The input |
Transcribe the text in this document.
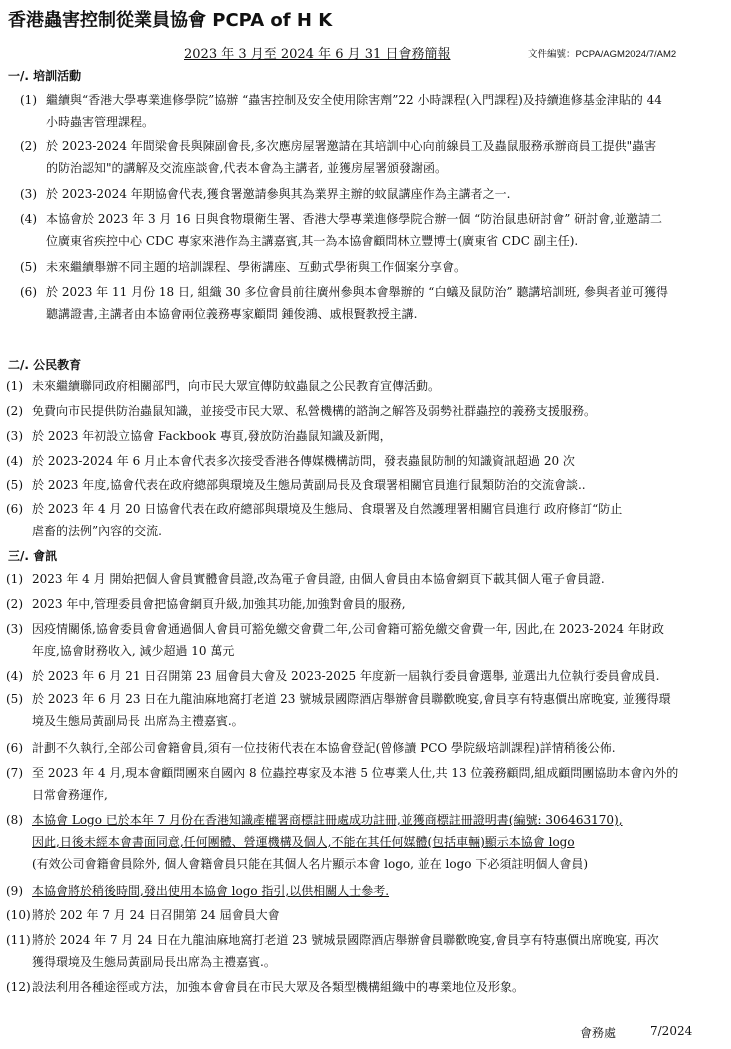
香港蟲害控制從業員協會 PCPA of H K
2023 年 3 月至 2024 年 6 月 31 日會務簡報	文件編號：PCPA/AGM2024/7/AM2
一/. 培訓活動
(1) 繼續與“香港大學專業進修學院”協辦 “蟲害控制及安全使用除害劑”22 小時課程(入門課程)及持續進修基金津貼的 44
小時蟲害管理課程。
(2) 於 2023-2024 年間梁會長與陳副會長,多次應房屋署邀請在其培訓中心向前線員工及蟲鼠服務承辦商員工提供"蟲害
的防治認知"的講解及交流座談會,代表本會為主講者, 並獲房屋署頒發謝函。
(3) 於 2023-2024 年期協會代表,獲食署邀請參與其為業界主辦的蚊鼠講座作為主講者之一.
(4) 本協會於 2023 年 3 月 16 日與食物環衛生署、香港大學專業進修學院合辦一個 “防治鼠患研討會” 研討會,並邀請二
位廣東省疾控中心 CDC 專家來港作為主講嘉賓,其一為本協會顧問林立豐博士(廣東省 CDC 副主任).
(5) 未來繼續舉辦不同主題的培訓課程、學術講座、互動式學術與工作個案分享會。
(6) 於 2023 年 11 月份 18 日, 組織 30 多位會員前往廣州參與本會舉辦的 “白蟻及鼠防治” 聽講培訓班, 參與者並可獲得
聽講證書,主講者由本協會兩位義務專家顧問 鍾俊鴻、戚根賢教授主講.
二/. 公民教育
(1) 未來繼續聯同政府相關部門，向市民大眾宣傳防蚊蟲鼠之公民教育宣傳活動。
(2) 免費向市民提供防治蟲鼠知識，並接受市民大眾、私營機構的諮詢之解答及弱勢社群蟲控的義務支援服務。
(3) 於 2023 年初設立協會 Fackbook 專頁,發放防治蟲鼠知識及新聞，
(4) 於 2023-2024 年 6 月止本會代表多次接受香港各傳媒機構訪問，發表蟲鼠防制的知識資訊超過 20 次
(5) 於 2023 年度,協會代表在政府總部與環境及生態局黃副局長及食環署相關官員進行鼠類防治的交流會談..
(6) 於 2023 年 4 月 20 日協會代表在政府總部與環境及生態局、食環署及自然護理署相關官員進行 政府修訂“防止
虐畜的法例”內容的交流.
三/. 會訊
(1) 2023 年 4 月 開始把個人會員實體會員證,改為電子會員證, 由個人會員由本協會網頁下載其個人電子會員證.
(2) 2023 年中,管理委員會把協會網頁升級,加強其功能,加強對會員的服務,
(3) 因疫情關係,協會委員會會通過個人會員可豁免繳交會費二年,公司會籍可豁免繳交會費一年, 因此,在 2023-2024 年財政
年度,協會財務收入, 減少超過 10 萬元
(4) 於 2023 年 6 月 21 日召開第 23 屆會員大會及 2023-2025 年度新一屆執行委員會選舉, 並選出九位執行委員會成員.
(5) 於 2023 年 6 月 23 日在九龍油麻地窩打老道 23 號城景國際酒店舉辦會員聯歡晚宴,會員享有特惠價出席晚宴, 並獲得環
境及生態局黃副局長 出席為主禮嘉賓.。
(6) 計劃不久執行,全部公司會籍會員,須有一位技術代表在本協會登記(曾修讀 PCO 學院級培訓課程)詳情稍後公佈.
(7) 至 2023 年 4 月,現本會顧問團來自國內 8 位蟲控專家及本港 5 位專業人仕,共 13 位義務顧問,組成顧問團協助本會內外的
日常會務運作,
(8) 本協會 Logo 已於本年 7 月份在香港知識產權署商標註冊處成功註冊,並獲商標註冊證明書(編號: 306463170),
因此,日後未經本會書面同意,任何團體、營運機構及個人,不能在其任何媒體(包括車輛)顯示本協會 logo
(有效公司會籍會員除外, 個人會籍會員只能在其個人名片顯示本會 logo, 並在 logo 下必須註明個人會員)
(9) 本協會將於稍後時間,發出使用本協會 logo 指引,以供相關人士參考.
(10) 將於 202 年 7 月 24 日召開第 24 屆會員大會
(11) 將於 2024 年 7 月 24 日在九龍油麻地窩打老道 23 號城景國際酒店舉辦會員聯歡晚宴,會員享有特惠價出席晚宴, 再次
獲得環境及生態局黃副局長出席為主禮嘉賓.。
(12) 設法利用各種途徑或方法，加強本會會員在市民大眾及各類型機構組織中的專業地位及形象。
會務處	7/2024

What the task asks |
Report how many lines of the data hold the string "會員享有特惠價出席晚宴"; give only the number.

Exercise output |
2